(PASSAGE)
◆ ◆ ◆ ◆ ◆ ◆ ◆

Lenny Kaye
Last Updated on June 7, 2022, by eNotes Editorial. Word Count: 658
There are songs that are better, there are songs that are worse, there are songs that'll become your favorites and others you'll probably lift the needle for when their time is due. But in the end, Exile On Main Street … spends its four sides shading the same song in as many variations as there are Rolling Stone readymades to fill them, and if on the one hand they prove the group's eternal constancy and appeal, it's on the other that you can leave the album and still feel vaguely unsatisfied, not quite brought to the peaks that this band of bands has always held out as a special prize in the past….
The Stones have prospered by making the classic assertion whenever it was demanded of them. Coming out of Satanic Majesties Request, the unholy trio of "Jumpin' Jack Flash," "Street Fighting Man" and "Sympathy For the Devil" were the blockbusters that brought them back in the running. After, through "Midnight Rambler," "Honky Tonk Women," "Brown Sugar," "Bitch" and those jagged edge opening bars of "Can't You Hear Me Knocking," they've never failed to make that affirmation of their superiority when it was most needed, of the fact that others may come and go but the Rolling Stones will always be.

◆ ◆ ◆ ◆ ◆ ◆ ◆

Stored records:
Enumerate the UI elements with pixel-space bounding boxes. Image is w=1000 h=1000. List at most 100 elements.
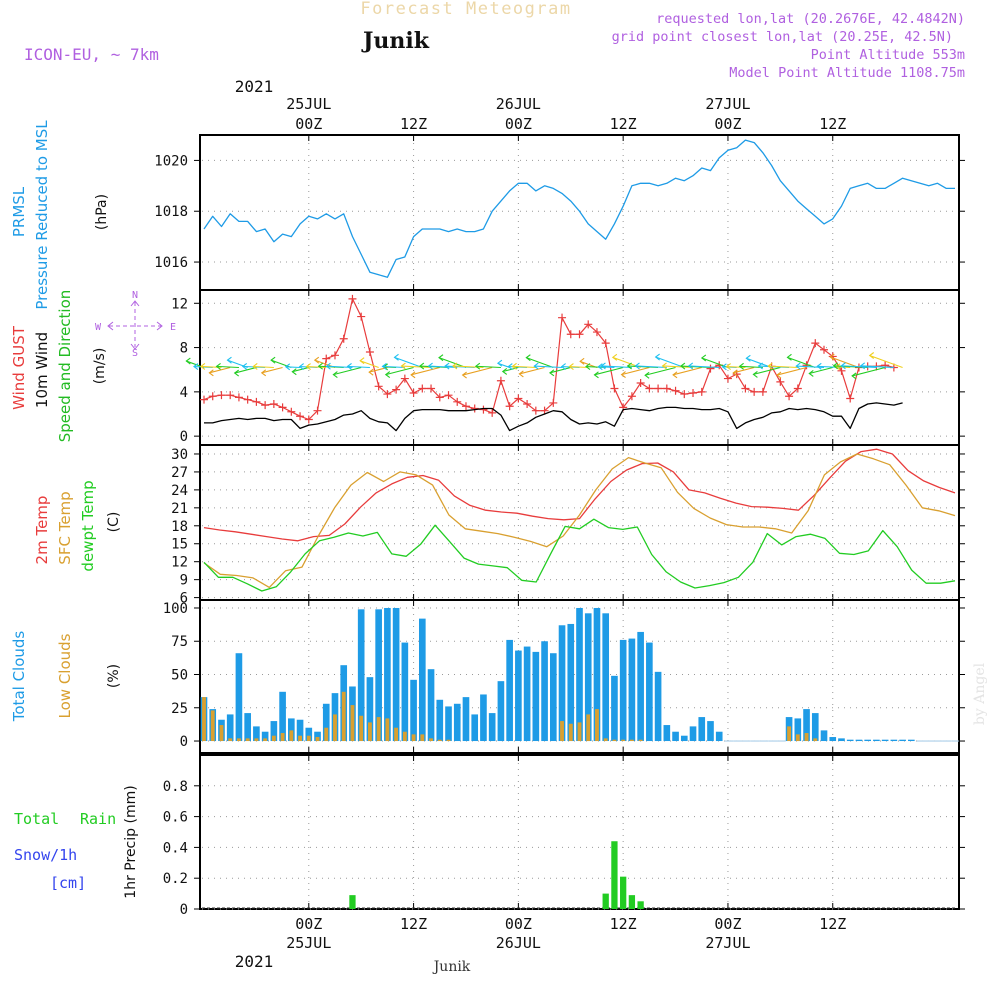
wind-arrow-head [226,356,232,364]
total-clouds-bar [881,739,889,742]
y-tick-label: 0.6 [163,810,188,826]
wind-arrow-head [757,362,763,370]
data-marks [185,139,961,909]
wind-direction-arrow [209,366,231,374]
wind-arrow-head [185,357,191,365]
low-clouds-bar [429,738,433,742]
y-tick-label: 25 [171,701,188,717]
wind-gust-point [662,384,671,393]
wind-gust-point [645,384,654,393]
credit-watermark: by Angel [972,662,988,725]
low-clouds-bar [568,723,573,742]
low-clouds-bar [376,717,381,742]
wind-compass-icon: N S W E [95,290,176,359]
wind-gust-point [741,384,750,393]
wind-direction-arrow [306,365,327,369]
wind-arrow-head [752,370,758,378]
wind-gust-point [470,404,479,413]
station-title: Junik [361,28,430,54]
total-clouds-bar [392,607,400,742]
wind-gust-point [811,339,820,348]
low-clouds-bar [577,722,582,742]
rain-bar [637,901,644,909]
temp-sfc-label: SFC Temp [56,491,74,564]
wind-arrow-head [418,362,425,370]
y-axes: 1016 1018 1020 0 4 8 12 6 9 12 15 18 21 24 27 30 0 25 50 75… [154,153,965,918]
top-date-label: 26JUL [496,95,541,113]
wind-direction-arrow [549,366,571,374]
total-clouds-bar [401,642,409,742]
top-hour-label: 12Z [819,115,846,133]
wind-arrow-head [816,362,822,370]
low-clouds-bar [560,721,564,742]
wind-gust-point [427,384,436,393]
wind-direction-arrow [644,366,676,376]
wind-arrow-head [776,371,782,379]
wind-direction-arrow [333,366,362,376]
wind-gust-point [348,294,357,303]
wind-direction-arrow [776,366,807,376]
dewpoint-line [203,518,956,592]
total-clouds-bar [418,618,426,742]
y-tick-label: 21 [171,501,188,517]
top-year-label: 2021 [235,77,274,96]
low-clouds-bar [402,731,407,742]
wind-arrow-head [745,354,751,362]
bottom-date-label: 25JUL [286,934,331,952]
wind-direction-arrow [394,356,423,369]
wind-gust-point [505,402,514,411]
total-clouds-bar [357,609,365,742]
wind-direction-arrow [635,365,667,369]
total-clouds-bar [445,706,452,742]
total-clouds-bar [680,735,688,742]
low-clouds-bar [245,738,250,742]
y-tick-label: 9 [180,573,188,589]
precip-total-label: Total [14,810,59,828]
total-clouds-bar [314,731,321,742]
wind-gust-point [636,379,645,387]
wind-gust-point [820,345,829,354]
total-clouds-bar [253,726,260,742]
low-clouds-bar [804,733,809,742]
wind-direction-arrow [359,360,379,369]
wind-direction-arrow [385,366,414,376]
low-clouds-bar [612,739,617,742]
y-tick-label: 27 [171,465,188,481]
total-clouds-label: Total Clouds [10,631,28,723]
wind-gust-point [261,401,270,410]
wind-gust-point [234,393,243,402]
wind-direction-arrow [475,365,501,369]
wind-direction-arrow [594,366,624,376]
y-tick-label: 4 [180,385,188,401]
wind-gust-point [435,393,444,402]
wind-direction-arrow [753,366,781,375]
compass-south: S [132,348,138,359]
wind-arrow-head [381,362,387,370]
wind-arrow-head [305,363,311,370]
pressure-unit-label: (hPa) [94,194,110,230]
bottom-hour-label: 00Z [505,915,532,933]
wind-gust-point [601,339,610,348]
precip-snow-label: Snow/1h [14,846,77,864]
wind-direction-arrow [662,365,694,369]
precip-labels: Total Rain Snow/1h [cm] 1hr Precip (mm) [14,785,139,898]
wind-arrow-head [585,363,591,370]
temp-unit-label: (C) [106,512,122,533]
wind-arrow-head [835,363,841,371]
watermark-title: Forecast Meteogram [360,0,571,19]
wind-direction-arrow [261,366,283,374]
y-tick-label: 0.2 [163,871,188,887]
wind-gust-point [208,392,217,401]
low-clouds-bar [202,697,206,742]
wind-arrow-head [767,362,773,370]
wind-gust-point [269,400,278,409]
total-clouds-bar [235,653,243,742]
wind-arrow-head [654,353,660,361]
wind-arrow-head [438,354,444,362]
total-clouds-bar [523,646,531,742]
wind-arrow-head [661,362,667,370]
wind-arrow-head [444,362,450,370]
wind-arrow-head [859,362,866,370]
y-tick-label: 0 [180,429,188,445]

◆ ◆ ◆ ◆ ◆ ◆ ◆

(DIRECTIVES)
**a.** Shorten the paragraph of the review that begins "The Stones have prospered," keeping its main facts.
**b.** Pull out the part of the review that opens with the words containing "The Stones have" and closes with "will always be.".
The stored records were taken from a different source than the review.

(THE RESPONSES)
**a.** The Stones have thrived by making a classic statement whenever one was needed. After Satanic Majesties Request, "Jumpin' Jack Flash," "Street Fighting Man" and "Sympathy For the Devil" put them back in the running. Since then, through "Midnight Rambler," "Honky Tonk Women," "Brown Sugar," "Bitch" and the jagged opening bars of "Can't You Hear Me Knocking," they have always proved their superiority when it counted: others may come and go, but the Rolling Stones will always be.

**b.**
The Stones have prospered by making the classic assertion whenever it was demanded of them. Coming out of Satanic Majesties Request, the unholy trio of "Jumpin' Jack Flash," "Street Fighting Man" and "Sympathy For the Devil" were the blockbusters that brought them back in the running. After, through "Midnight Rambler," "Honky Tonk Women," "Brown Sugar," "Bitch" and those jagged edge opening bars of "Can't You Hear Me Knocking," they've never failed to make that affirmation of their superiority when it was most needed, of the fact that others may come and go but the Rolling Stones will always be.